[Records that describe figures]
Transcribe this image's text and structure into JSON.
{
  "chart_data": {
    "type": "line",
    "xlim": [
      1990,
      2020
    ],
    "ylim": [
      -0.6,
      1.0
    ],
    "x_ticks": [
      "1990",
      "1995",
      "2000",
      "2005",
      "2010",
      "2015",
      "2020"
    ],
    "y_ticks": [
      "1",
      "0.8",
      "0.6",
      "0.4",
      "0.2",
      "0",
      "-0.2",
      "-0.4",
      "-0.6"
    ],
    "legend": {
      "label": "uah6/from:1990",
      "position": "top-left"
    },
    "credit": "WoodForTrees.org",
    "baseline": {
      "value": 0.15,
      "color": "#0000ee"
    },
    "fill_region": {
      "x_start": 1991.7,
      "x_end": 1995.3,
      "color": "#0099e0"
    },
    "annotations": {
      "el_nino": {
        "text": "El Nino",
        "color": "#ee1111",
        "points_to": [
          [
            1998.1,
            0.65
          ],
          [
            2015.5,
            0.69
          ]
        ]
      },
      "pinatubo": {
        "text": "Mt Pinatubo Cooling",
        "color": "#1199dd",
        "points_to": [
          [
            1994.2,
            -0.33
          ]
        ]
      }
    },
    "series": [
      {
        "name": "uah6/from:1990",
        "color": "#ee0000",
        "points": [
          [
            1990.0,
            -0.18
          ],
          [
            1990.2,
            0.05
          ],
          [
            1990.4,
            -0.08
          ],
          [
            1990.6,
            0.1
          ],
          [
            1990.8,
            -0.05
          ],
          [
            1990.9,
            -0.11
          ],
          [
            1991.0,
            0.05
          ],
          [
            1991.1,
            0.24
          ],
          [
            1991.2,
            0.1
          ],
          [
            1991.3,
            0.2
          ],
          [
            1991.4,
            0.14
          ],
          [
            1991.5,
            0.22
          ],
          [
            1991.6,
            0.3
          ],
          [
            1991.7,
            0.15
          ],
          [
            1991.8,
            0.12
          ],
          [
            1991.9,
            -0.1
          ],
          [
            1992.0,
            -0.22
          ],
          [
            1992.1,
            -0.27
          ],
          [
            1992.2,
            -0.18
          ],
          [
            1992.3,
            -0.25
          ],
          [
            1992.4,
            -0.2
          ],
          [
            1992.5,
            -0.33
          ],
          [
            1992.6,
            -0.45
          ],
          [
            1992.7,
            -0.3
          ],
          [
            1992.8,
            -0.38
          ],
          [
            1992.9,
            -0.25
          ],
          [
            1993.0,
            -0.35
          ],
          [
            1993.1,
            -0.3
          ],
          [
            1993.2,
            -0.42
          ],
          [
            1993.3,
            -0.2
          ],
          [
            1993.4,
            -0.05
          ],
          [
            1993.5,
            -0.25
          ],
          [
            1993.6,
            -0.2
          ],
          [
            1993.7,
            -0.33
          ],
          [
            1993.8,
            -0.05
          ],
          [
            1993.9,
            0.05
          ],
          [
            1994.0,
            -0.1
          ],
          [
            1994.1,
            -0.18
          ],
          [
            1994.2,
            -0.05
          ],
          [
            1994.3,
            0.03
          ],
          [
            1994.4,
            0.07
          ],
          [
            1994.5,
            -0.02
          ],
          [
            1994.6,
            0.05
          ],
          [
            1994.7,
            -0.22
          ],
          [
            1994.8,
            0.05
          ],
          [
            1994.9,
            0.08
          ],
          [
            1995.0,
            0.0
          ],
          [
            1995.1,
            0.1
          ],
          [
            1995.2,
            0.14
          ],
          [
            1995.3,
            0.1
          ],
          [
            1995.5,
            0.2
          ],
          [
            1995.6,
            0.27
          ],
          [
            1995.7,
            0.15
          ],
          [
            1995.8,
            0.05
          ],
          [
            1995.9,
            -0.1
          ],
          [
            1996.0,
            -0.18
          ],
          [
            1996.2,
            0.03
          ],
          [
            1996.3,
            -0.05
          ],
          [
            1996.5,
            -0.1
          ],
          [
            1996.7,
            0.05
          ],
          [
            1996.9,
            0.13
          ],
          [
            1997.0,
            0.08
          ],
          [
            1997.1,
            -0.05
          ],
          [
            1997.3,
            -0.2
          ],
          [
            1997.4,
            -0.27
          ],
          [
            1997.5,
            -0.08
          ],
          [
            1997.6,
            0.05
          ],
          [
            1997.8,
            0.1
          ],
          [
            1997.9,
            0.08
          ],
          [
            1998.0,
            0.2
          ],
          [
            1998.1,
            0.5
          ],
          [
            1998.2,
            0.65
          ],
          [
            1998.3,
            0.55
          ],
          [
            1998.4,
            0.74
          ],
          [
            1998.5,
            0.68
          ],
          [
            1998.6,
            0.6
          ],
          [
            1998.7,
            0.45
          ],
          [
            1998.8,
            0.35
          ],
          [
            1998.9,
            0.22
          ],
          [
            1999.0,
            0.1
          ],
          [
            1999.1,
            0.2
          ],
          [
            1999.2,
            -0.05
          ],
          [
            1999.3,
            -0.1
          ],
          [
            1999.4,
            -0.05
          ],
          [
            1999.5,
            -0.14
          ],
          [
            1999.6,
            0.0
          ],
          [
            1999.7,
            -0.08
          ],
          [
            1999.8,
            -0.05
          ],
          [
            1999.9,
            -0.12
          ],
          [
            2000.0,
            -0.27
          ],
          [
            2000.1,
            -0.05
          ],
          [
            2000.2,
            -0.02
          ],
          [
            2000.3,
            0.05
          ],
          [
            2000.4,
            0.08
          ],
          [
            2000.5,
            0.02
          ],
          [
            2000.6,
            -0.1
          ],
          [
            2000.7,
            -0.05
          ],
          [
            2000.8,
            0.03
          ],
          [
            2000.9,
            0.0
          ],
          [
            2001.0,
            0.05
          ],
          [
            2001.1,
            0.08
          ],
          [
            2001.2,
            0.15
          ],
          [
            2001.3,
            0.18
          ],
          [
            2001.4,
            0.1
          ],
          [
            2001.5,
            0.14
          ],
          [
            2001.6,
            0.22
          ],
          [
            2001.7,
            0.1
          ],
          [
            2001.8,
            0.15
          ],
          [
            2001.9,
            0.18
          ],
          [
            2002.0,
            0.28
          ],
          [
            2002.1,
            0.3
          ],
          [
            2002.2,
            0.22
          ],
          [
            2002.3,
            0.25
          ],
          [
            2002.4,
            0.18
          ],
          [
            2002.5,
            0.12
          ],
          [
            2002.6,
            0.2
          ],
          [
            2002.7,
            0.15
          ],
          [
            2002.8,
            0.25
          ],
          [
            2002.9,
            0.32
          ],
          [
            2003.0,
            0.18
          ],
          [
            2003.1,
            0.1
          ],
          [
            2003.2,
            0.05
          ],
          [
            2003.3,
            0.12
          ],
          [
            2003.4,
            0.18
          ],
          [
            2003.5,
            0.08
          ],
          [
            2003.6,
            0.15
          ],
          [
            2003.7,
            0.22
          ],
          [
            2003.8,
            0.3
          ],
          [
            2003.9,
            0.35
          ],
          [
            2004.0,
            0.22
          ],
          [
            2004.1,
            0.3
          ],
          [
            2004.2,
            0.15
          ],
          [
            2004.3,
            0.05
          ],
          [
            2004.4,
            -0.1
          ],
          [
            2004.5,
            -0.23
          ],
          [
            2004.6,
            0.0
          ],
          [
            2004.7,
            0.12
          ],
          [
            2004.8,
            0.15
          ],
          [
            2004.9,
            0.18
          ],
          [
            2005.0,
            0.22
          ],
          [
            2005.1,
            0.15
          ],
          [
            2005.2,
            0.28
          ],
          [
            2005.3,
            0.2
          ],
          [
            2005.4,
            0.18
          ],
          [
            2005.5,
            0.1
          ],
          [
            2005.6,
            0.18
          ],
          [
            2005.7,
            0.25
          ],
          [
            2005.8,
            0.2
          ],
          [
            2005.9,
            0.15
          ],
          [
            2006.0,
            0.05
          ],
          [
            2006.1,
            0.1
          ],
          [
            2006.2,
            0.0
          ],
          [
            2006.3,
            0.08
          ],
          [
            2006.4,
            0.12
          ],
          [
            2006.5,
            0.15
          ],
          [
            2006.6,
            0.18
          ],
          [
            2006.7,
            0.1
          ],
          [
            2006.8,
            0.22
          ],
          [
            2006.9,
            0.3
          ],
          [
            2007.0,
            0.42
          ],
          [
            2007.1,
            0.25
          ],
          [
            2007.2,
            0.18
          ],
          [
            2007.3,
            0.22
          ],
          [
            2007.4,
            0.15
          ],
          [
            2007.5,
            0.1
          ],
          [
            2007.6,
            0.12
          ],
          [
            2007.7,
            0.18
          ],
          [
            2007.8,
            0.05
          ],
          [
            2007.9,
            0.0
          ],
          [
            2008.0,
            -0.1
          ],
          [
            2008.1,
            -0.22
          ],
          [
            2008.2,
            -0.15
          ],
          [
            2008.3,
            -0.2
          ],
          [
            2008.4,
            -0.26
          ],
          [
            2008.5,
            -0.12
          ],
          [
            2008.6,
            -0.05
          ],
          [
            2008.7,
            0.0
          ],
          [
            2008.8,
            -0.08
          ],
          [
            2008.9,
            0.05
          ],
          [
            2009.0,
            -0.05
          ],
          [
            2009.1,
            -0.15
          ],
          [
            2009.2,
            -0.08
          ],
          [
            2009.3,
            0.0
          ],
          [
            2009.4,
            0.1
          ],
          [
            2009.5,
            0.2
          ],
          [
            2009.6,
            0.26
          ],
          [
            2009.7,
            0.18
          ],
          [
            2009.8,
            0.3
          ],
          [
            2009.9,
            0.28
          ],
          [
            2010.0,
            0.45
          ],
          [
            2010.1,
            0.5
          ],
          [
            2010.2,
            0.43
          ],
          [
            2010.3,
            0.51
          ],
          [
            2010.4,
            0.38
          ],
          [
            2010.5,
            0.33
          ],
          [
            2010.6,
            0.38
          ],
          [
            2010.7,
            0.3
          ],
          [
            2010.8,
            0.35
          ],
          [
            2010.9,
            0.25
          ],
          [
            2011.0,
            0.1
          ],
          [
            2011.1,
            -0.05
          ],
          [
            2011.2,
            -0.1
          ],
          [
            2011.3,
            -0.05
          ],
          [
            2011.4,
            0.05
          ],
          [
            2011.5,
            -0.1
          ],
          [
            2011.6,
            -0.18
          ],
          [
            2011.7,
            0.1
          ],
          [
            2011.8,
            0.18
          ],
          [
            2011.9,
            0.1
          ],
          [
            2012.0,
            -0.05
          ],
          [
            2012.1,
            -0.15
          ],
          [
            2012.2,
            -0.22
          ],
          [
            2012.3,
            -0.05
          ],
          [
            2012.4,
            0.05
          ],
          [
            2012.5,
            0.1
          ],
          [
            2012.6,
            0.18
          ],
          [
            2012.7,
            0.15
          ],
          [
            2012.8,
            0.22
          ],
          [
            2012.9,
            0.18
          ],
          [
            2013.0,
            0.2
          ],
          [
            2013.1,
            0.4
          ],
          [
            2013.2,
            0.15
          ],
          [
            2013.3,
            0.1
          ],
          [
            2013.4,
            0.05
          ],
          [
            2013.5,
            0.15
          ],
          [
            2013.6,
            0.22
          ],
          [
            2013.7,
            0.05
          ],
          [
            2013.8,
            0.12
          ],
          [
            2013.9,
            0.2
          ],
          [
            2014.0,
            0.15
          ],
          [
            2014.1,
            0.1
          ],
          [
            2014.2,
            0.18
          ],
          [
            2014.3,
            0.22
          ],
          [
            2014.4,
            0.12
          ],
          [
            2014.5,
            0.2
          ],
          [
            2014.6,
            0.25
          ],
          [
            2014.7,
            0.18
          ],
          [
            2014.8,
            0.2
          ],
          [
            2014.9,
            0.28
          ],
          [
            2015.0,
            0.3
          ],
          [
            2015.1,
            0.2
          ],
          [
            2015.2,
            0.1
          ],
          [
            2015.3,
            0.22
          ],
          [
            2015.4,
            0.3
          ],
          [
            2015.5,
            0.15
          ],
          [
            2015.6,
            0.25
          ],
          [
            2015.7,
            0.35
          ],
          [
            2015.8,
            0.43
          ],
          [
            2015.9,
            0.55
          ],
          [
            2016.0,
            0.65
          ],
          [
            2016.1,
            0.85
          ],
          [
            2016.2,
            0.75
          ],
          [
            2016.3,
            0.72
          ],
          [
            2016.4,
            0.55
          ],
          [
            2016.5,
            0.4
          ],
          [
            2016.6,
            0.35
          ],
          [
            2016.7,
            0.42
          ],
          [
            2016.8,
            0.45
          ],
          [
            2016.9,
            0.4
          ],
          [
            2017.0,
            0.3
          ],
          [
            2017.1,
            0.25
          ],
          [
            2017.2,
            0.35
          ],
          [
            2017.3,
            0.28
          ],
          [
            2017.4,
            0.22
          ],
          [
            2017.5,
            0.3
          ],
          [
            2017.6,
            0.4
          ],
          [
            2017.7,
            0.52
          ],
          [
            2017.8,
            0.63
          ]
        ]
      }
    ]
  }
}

→ **What you will do**: Work through the records line by line and tally those holding "text". Reply with the number alone.

→ **Output for this task**: 3